[Data records]
▬▬▬▬▬▬▬▬▬▬
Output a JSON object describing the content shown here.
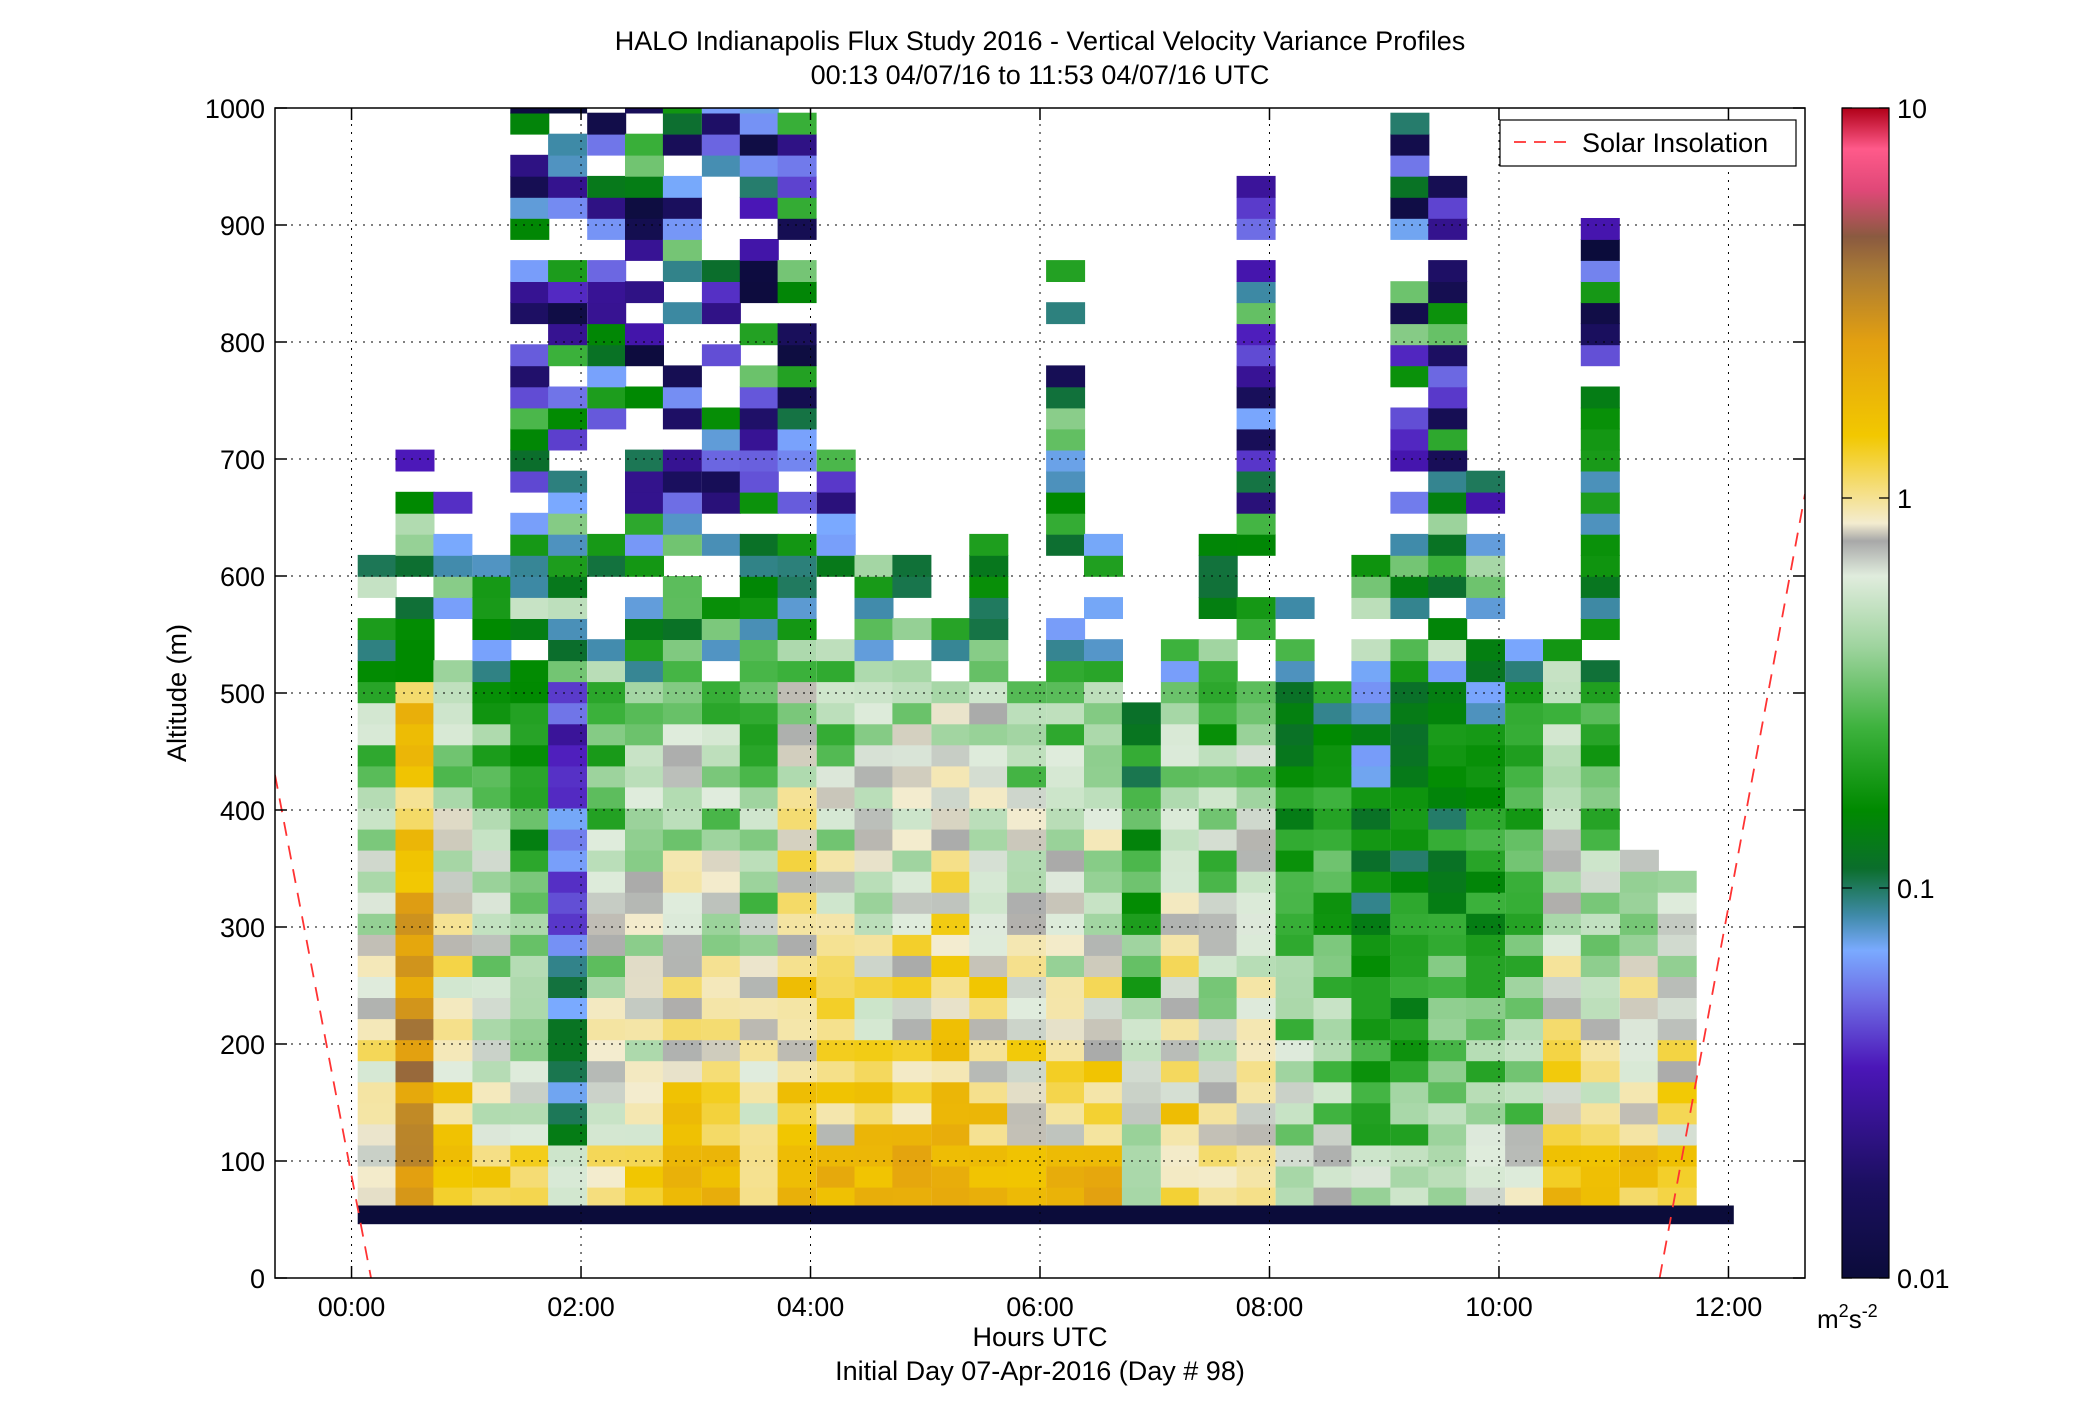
{
  "chart_data": {
    "type": "heatmap",
    "title": "HALO Indianapolis Flux Study 2016 - Vertical Velocity Variance Profiles",
    "subtitle": "00:13 04/07/16 to 11:53 04/07/16  UTC",
    "xlabel": "Hours UTC",
    "xlabel2": "Initial Day 07-Apr-2016 (Day # 98)",
    "ylabel": "Altitude (m)",
    "xlim_hours": [
      -0.667,
      12.667
    ],
    "ylim": [
      0,
      1000
    ],
    "x_ticks": [
      {
        "value": 0,
        "label": "00:00"
      },
      {
        "value": 2,
        "label": "02:00"
      },
      {
        "value": 4,
        "label": "04:00"
      },
      {
        "value": 6,
        "label": "06:00"
      },
      {
        "value": 8,
        "label": "08:00"
      },
      {
        "value": 10,
        "label": "10:00"
      },
      {
        "value": 12,
        "label": "12:00"
      }
    ],
    "y_ticks": [
      0,
      100,
      200,
      300,
      400,
      500,
      600,
      700,
      800,
      900,
      1000
    ],
    "grid": true,
    "legend": {
      "label": "Solar Insolation",
      "placement": "top-right",
      "color": "#ff3333",
      "style": "dashed"
    },
    "colorbar": {
      "scale": "log",
      "range": [
        0.01,
        10
      ],
      "tick_labels": [
        "0.01",
        "0.1",
        "1",
        "10"
      ],
      "unit_base": "m",
      "unit_exp1": "2",
      "unit_mid": "s",
      "unit_exp2": "-2"
    },
    "time_resolution_hours": 0.333,
    "altitude_resolution_m": 18,
    "profiles": [
      {
        "t": 0.22,
        "top": 610,
        "ground": 0.45,
        "mid": 0.6
      },
      {
        "t": 0.55,
        "top": 700,
        "ground": 1.5,
        "mid": 2.0
      },
      {
        "t": 0.88,
        "top": 660,
        "ground": 0.8,
        "mid": 0.7
      },
      {
        "t": 1.22,
        "top": 610,
        "ground": 0.7,
        "mid": 0.5
      },
      {
        "t": 1.55,
        "top": 1000,
        "ground": 0.6,
        "mid": 0.3
      },
      {
        "t": 1.88,
        "top": 1000,
        "ground": 0.35,
        "mid": 0.08
      },
      {
        "t": 2.22,
        "top": 1000,
        "ground": 0.6,
        "mid": 0.5
      },
      {
        "t": 2.55,
        "top": 1000,
        "ground": 0.7,
        "mid": 0.55
      },
      {
        "t": 2.88,
        "top": 1000,
        "ground": 0.9,
        "mid": 0.7
      },
      {
        "t": 3.22,
        "top": 1000,
        "ground": 0.9,
        "mid": 0.6
      },
      {
        "t": 3.55,
        "top": 1000,
        "ground": 0.5,
        "mid": 0.5
      },
      {
        "t": 3.88,
        "top": 990,
        "ground": 1.0,
        "mid": 0.9
      },
      {
        "t": 4.22,
        "top": 700,
        "ground": 1.0,
        "mid": 0.7
      },
      {
        "t": 4.55,
        "top": 640,
        "ground": 0.9,
        "mid": 0.7
      },
      {
        "t": 4.88,
        "top": 610,
        "ground": 1.0,
        "mid": 0.8
      },
      {
        "t": 5.22,
        "top": 560,
        "ground": 1.0,
        "mid": 0.9
      },
      {
        "t": 5.55,
        "top": 620,
        "ground": 1.0,
        "mid": 0.8
      },
      {
        "t": 5.88,
        "top": 500,
        "ground": 0.8,
        "mid": 0.7
      },
      {
        "t": 6.22,
        "top": 870,
        "ground": 0.9,
        "mid": 0.6
      },
      {
        "t": 6.55,
        "top": 620,
        "ground": 1.1,
        "mid": 0.7
      },
      {
        "t": 6.88,
        "top": 490,
        "ground": 0.3,
        "mid": 0.3
      },
      {
        "t": 7.22,
        "top": 540,
        "ground": 0.6,
        "mid": 0.7
      },
      {
        "t": 7.55,
        "top": 620,
        "ground": 0.5,
        "mid": 0.5
      },
      {
        "t": 7.88,
        "top": 940,
        "ground": 0.6,
        "mid": 0.6
      },
      {
        "t": 8.22,
        "top": 570,
        "ground": 0.3,
        "mid": 0.3
      },
      {
        "t": 8.55,
        "top": 510,
        "ground": 0.4,
        "mid": 0.3
      },
      {
        "t": 8.88,
        "top": 610,
        "ground": 0.3,
        "mid": 0.2
      },
      {
        "t": 9.22,
        "top": 990,
        "ground": 0.25,
        "mid": 0.2
      },
      {
        "t": 9.55,
        "top": 950,
        "ground": 0.3,
        "mid": 0.25
      },
      {
        "t": 9.88,
        "top": 690,
        "ground": 0.3,
        "mid": 0.25
      },
      {
        "t": 10.22,
        "top": 540,
        "ground": 0.4,
        "mid": 0.3
      },
      {
        "t": 10.55,
        "top": 530,
        "ground": 0.9,
        "mid": 0.7
      },
      {
        "t": 10.88,
        "top": 900,
        "ground": 0.9,
        "mid": 0.5
      },
      {
        "t": 11.22,
        "top": 360,
        "ground": 0.8,
        "mid": 0.6
      },
      {
        "t": 11.55,
        "top": 340,
        "ground": 0.8,
        "mid": 0.6
      }
    ]
  }
}
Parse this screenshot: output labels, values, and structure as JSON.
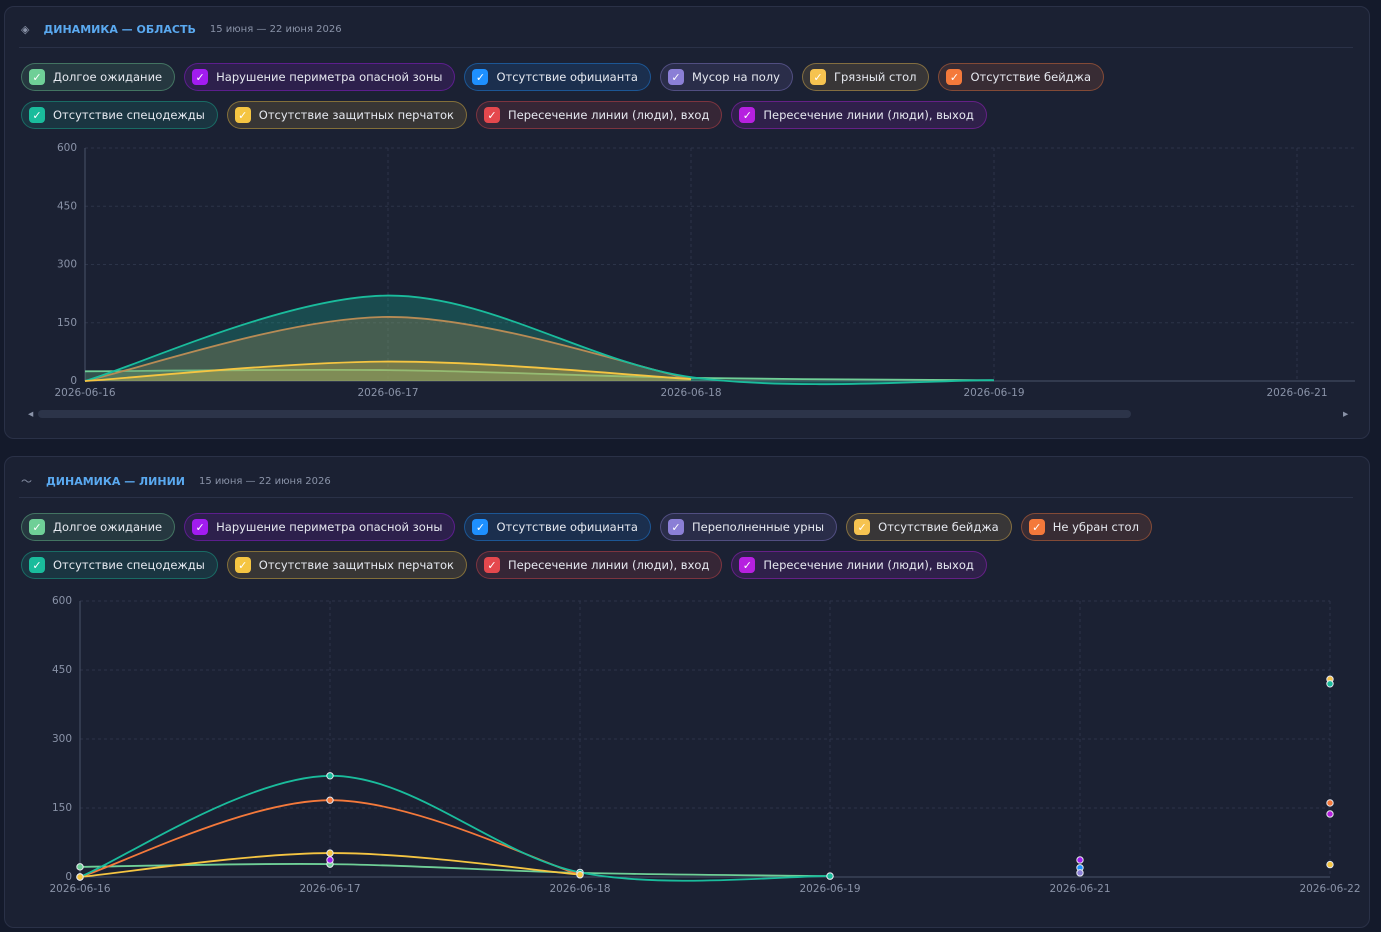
{
  "chart_data": [
    {
      "type": "area",
      "title": "ДИНАМИКА — ОБЛАСТЬ",
      "subtitle": "15 июня — 22 июня 2026",
      "categories": [
        "2026-06-16",
        "2026-06-17",
        "2026-06-18",
        "2026-06-19",
        "2026-06-21"
      ],
      "ylim": [
        0,
        600
      ],
      "yticks": [
        0,
        150,
        300,
        450,
        600
      ],
      "grid": true,
      "series": [
        {
          "name": "Долгое ожидание",
          "color": "#6fcf97",
          "values": [
            25,
            28,
            8,
            2,
            null
          ]
        },
        {
          "name": "Нарушение периметра опасной зоны",
          "color": "#a21cf0",
          "values": [
            null,
            null,
            null,
            null,
            null
          ]
        },
        {
          "name": "Отсутствие официанта",
          "color": "#1e90ff",
          "values": [
            null,
            null,
            null,
            null,
            null
          ]
        },
        {
          "name": "Мусор на полу",
          "color": "#8b7fd6",
          "values": [
            null,
            null,
            null,
            null,
            null
          ]
        },
        {
          "name": "Грязный стол",
          "color": "#f6c350",
          "values": [
            null,
            null,
            null,
            null,
            null
          ]
        },
        {
          "name": "Отсутствие бейджа",
          "color": "#f4793b",
          "values": [
            0,
            165,
            5,
            null,
            null
          ]
        },
        {
          "name": "Отсутствие спецодежды",
          "color": "#1abc9c",
          "values": [
            0,
            220,
            10,
            2,
            null
          ]
        },
        {
          "name": "Отсутствие защитных перчаток",
          "color": "#f5c542",
          "values": [
            0,
            50,
            5,
            null,
            null
          ]
        },
        {
          "name": "Пересечение линии (люди), вход",
          "color": "#e5484d",
          "values": [
            null,
            null,
            null,
            null,
            null
          ]
        },
        {
          "name": "Пересечение линии (люди), выход",
          "color": "#b620e0",
          "values": [
            null,
            null,
            null,
            null,
            null
          ]
        }
      ]
    },
    {
      "type": "line",
      "title": "ДИНАМИКА — ЛИНИИ",
      "subtitle": "15 июня — 22 июня 2026",
      "categories": [
        "2026-06-16",
        "2026-06-17",
        "2026-06-18",
        "2026-06-19",
        "2026-06-21",
        "2026-06-22"
      ],
      "ylim": [
        0,
        600
      ],
      "yticks": [
        0,
        150,
        300,
        450,
        600
      ],
      "grid": true,
      "series": [
        {
          "name": "Долгое ожидание",
          "color": "#6fcf97",
          "values": [
            22,
            28,
            9,
            2,
            null,
            null
          ]
        },
        {
          "name": "Нарушение периметра опасной зоны",
          "color": "#a21cf0",
          "values": [
            null,
            37,
            null,
            null,
            37,
            null
          ]
        },
        {
          "name": "Отсутствие официанта",
          "color": "#1e90ff",
          "values": [
            null,
            null,
            null,
            null,
            20,
            null
          ]
        },
        {
          "name": "Переполненные урны",
          "color": "#8b7fd6",
          "values": [
            null,
            null,
            null,
            null,
            9,
            null
          ]
        },
        {
          "name": "Отсутствие бейджа",
          "color": "#f6c350",
          "values": [
            null,
            null,
            null,
            null,
            null,
            430
          ]
        },
        {
          "name": "Не убран стол",
          "color": "#f4793b",
          "values": [
            0,
            167,
            5,
            null,
            null,
            161
          ]
        },
        {
          "name": "Отсутствие спецодежды",
          "color": "#1abc9c",
          "values": [
            0,
            220,
            10,
            2,
            null,
            420
          ]
        },
        {
          "name": "Отсутствие защитных перчаток",
          "color": "#f5c542",
          "values": [
            0,
            52,
            5,
            null,
            null,
            27
          ]
        },
        {
          "name": "Пересечение линии (люди), вход",
          "color": "#e5484d",
          "values": [
            null,
            null,
            null,
            null,
            null,
            null
          ]
        },
        {
          "name": "Пересечение линии (люди), выход",
          "color": "#b620e0",
          "values": [
            null,
            null,
            null,
            null,
            null,
            137
          ]
        }
      ]
    }
  ]
}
▬▬▬▬▬▬▬▬▬▬
REQUIRED WORK :: Pick out and copy the lines of the material that include the word "ДИНАМИКА".

OUTPUT OF THE EXERCISE ::
      "title": "ДИНАМИКА — ОБЛАСТЬ",
      "title": "ДИНАМИКА — ЛИНИИ",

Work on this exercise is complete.